WORKING DATA ▸
^^^^
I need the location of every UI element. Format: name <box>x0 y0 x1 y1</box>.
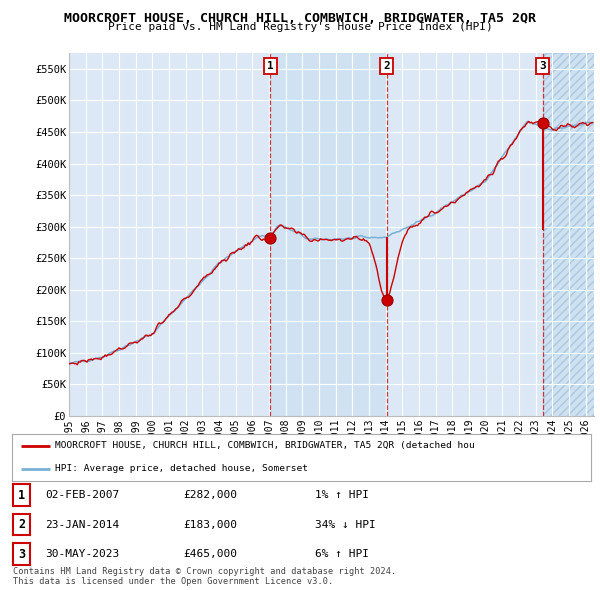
Text: £465,000: £465,000 <box>183 549 237 559</box>
Text: Contains HM Land Registry data © Crown copyright and database right 2024.
This d: Contains HM Land Registry data © Crown c… <box>13 567 397 586</box>
Text: 2: 2 <box>383 61 390 71</box>
Text: 23-JAN-2014: 23-JAN-2014 <box>45 520 119 529</box>
Text: 3: 3 <box>18 548 25 560</box>
Text: HPI: Average price, detached house, Somerset: HPI: Average price, detached house, Some… <box>55 464 308 473</box>
Text: 02-FEB-2007: 02-FEB-2007 <box>45 490 119 500</box>
Text: 1: 1 <box>18 489 25 502</box>
Text: £282,000: £282,000 <box>183 490 237 500</box>
Text: £183,000: £183,000 <box>183 520 237 529</box>
Text: MOORCROFT HOUSE, CHURCH HILL, COMBWICH, BRIDGWATER, TA5 2QR (detached hou: MOORCROFT HOUSE, CHURCH HILL, COMBWICH, … <box>55 441 475 450</box>
Text: 6% ↑ HPI: 6% ↑ HPI <box>315 549 369 559</box>
Text: 30-MAY-2023: 30-MAY-2023 <box>45 549 119 559</box>
Bar <box>271 53 387 416</box>
Text: MOORCROFT HOUSE, CHURCH HILL, COMBWICH, BRIDGWATER, TA5 2QR: MOORCROFT HOUSE, CHURCH HILL, COMBWICH, … <box>64 12 536 25</box>
Text: 2: 2 <box>18 518 25 531</box>
Bar <box>542 53 594 416</box>
Text: Price paid vs. HM Land Registry's House Price Index (HPI): Price paid vs. HM Land Registry's House … <box>107 22 493 32</box>
Text: 1% ↑ HPI: 1% ↑ HPI <box>315 490 369 500</box>
Text: 34% ↓ HPI: 34% ↓ HPI <box>315 520 376 529</box>
Text: 1: 1 <box>267 61 274 71</box>
Text: 3: 3 <box>539 61 546 71</box>
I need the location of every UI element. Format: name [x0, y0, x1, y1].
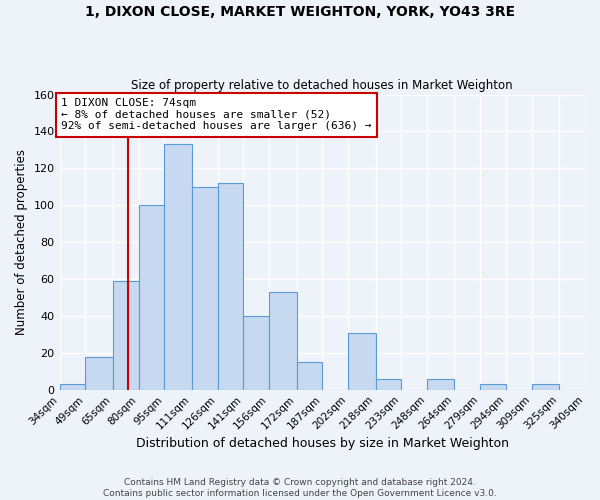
^^^^
Pull out each line of the data above that contains the string "Format".

TASK OUTPUT ▸
I need the location of every UI element. Format: name <box>x0 y0 x1 y1</box>.
I need the location of every UI element. Format: name [x0, y0, x1, y1].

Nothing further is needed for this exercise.